## TASK OBJECTIVE
Transcribe, exactly as they appear, only the lines from the one holding "Transcribe the text in this document." through the end of the entries below.

## DATA SHOWN
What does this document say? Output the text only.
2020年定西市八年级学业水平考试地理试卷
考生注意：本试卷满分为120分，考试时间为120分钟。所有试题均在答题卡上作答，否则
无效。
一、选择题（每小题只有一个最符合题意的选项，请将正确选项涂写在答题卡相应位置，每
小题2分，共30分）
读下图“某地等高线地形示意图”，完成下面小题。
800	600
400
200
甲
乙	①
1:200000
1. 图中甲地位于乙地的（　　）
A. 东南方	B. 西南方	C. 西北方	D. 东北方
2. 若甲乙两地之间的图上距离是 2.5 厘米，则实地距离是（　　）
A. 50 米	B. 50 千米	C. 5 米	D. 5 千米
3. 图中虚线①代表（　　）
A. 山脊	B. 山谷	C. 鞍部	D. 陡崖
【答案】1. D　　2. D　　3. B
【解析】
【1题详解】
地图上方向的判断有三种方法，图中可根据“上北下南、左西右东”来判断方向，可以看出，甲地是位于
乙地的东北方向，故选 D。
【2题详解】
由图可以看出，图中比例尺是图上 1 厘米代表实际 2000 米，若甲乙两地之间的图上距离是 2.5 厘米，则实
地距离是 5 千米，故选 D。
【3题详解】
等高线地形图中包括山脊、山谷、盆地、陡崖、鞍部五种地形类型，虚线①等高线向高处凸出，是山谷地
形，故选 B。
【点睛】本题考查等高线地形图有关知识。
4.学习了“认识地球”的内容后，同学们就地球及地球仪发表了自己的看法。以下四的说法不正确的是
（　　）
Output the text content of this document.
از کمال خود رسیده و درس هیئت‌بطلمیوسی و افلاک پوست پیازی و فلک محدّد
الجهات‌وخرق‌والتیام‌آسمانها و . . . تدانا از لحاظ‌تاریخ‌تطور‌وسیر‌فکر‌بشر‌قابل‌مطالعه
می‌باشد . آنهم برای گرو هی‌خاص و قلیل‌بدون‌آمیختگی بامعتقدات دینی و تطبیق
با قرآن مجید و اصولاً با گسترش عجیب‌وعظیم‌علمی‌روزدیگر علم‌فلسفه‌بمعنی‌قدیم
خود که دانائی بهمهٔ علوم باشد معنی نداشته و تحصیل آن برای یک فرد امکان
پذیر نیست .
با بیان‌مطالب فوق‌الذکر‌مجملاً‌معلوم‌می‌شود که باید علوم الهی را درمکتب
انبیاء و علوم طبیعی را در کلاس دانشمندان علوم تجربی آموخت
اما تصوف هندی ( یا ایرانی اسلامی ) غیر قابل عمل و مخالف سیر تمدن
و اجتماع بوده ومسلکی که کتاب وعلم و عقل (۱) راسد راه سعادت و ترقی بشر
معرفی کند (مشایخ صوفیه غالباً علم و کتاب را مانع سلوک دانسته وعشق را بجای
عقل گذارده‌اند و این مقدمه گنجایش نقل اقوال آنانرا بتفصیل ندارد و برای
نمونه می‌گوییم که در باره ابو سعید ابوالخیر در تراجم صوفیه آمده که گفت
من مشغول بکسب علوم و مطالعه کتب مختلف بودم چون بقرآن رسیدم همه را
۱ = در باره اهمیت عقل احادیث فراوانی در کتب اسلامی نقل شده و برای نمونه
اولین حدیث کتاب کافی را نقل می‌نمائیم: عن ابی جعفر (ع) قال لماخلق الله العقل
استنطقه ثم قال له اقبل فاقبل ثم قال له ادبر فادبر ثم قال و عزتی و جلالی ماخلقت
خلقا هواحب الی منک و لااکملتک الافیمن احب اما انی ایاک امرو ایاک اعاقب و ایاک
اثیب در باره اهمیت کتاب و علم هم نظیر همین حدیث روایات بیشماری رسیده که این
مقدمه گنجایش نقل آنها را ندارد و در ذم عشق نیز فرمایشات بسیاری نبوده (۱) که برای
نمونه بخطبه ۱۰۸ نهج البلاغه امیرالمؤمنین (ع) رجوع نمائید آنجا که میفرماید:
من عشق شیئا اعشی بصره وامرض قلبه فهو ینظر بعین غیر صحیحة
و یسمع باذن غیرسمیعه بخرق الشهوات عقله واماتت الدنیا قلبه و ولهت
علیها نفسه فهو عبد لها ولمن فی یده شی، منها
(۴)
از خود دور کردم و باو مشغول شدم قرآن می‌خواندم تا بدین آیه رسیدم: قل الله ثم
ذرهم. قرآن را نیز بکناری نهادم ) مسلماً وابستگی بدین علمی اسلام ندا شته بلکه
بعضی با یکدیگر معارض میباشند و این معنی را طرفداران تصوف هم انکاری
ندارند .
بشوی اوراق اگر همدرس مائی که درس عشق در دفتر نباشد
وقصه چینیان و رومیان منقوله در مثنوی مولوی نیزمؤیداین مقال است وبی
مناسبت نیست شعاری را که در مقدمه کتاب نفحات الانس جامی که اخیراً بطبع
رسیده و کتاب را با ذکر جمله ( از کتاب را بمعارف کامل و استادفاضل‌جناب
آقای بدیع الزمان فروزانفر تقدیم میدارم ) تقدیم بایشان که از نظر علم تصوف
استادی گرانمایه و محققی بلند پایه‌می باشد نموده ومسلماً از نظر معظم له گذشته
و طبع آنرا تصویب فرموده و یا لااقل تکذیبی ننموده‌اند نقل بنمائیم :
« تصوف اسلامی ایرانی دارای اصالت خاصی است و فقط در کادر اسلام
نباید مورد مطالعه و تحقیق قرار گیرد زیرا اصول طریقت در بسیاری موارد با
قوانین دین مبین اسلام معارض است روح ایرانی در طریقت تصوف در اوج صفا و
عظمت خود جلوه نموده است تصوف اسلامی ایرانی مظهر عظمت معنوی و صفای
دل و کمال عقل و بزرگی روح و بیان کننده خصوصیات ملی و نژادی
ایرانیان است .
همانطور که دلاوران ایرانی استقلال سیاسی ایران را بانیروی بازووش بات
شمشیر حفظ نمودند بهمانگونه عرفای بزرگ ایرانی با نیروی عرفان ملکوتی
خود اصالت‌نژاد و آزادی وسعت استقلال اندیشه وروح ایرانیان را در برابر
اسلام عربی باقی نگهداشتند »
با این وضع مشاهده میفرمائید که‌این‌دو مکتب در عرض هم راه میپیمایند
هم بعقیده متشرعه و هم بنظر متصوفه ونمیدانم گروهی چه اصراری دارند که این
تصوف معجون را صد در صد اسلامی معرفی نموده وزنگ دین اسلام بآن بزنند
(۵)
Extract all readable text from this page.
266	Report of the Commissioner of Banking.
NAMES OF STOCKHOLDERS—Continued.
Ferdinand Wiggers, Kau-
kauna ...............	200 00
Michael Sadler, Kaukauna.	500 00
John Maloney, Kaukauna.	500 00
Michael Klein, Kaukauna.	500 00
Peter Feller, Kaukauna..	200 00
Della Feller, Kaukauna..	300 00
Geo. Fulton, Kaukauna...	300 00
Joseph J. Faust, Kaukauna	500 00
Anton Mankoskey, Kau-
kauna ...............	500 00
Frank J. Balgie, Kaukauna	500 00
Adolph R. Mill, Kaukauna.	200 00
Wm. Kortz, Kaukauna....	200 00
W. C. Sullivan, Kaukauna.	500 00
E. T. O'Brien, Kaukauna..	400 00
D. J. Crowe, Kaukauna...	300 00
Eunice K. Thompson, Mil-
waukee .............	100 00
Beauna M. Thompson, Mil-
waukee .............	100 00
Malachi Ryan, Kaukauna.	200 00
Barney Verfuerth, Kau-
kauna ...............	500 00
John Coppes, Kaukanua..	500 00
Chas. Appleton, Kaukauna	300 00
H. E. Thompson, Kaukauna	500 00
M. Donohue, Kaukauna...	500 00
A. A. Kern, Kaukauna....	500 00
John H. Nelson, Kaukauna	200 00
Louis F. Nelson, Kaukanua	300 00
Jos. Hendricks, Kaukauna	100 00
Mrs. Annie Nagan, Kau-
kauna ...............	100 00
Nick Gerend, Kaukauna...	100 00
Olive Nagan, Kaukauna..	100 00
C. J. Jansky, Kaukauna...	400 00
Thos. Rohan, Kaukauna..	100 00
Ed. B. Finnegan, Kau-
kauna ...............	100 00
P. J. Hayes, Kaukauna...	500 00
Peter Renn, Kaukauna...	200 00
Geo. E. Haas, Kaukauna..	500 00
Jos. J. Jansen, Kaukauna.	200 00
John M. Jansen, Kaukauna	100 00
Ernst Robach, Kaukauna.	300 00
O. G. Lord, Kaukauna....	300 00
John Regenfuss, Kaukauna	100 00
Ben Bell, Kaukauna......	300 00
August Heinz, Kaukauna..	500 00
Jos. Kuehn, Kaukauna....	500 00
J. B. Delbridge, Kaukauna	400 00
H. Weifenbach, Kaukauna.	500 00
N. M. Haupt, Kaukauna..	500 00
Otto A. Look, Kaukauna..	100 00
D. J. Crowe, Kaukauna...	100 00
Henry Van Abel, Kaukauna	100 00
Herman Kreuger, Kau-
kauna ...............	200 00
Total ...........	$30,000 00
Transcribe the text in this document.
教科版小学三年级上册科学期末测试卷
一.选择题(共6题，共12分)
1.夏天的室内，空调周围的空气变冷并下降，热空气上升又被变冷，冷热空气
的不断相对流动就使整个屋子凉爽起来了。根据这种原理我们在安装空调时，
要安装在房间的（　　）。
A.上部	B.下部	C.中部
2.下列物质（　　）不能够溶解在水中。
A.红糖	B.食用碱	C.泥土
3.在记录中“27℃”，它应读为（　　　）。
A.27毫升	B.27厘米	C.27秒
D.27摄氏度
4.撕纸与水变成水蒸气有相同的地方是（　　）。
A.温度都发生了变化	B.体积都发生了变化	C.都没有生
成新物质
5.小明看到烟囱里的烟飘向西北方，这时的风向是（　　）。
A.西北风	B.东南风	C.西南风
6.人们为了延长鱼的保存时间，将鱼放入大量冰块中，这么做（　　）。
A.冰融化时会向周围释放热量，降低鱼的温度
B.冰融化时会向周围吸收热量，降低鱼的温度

## SOLUTION
Transcribe the text in this document.
教科版小学三年级上册科学期末测试卷
一.选择题(共6题，共12分)
1.夏天的室内，空调周围的空气变冷并下降，热空气上升又被变冷，冷热空气
的不断相对流动就使整个屋子凉爽起来了。根据这种原理我们在安装空调时，
要安装在房间的（　　）。
A.上部	B.下部	C.中部
2.下列物质（　　）不能够溶解在水中。
A.红糖	B.食用碱	C.泥土
3.在记录中“27℃”，它应读为（　　　）。
A.27毫升	B.27厘米	C.27秒
D.27摄氏度
4.撕纸与水变成水蒸气有相同的地方是（　　）。
A.温度都发生了变化	B.体积都发生了变化	C.都没有生
成新物质
5.小明看到烟囱里的烟飘向西北方，这时的风向是（　　）。
A.西北风	B.东南风	C.西南风
6.人们为了延长鱼的保存时间，将鱼放入大量冰块中，这么做（　　）。
A.冰融化时会向周围释放热量，降低鱼的温度
B.冰融化时会向周围吸收热量，降低鱼的温度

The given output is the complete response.